Aim
Give the data below again, word for word.

Data section

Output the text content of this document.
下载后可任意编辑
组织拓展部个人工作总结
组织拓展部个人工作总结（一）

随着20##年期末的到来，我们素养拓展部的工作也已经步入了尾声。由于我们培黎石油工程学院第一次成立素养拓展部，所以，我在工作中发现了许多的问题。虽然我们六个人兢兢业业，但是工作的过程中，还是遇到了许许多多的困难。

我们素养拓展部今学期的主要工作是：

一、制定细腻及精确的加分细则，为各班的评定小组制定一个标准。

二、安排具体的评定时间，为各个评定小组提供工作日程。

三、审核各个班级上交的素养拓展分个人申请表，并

Output
Output the text content of this document.
下载后可任意编辑
组织拓展部个人工作总结
组织拓展部个人工作总结（一）

随着20##年期末的到来，我们素养拓展部的工作也已经步入了尾声。由于我们培黎石油工程学院第一次成立素养拓展部，所以，我在工作中发现了许多的问题。虽然我们六个人兢兢业业，但是工作的过程中，还是遇到了许许多多的困难。

我们素养拓展部今学期的主要工作是：

一、制定细腻及精确的加分细则，为各班的评定小组制定一个标准。

二、安排具体的评定时间，为各个评定小组提供工作日程。

三、审核各个班级上交的素养拓展分个人申请表，并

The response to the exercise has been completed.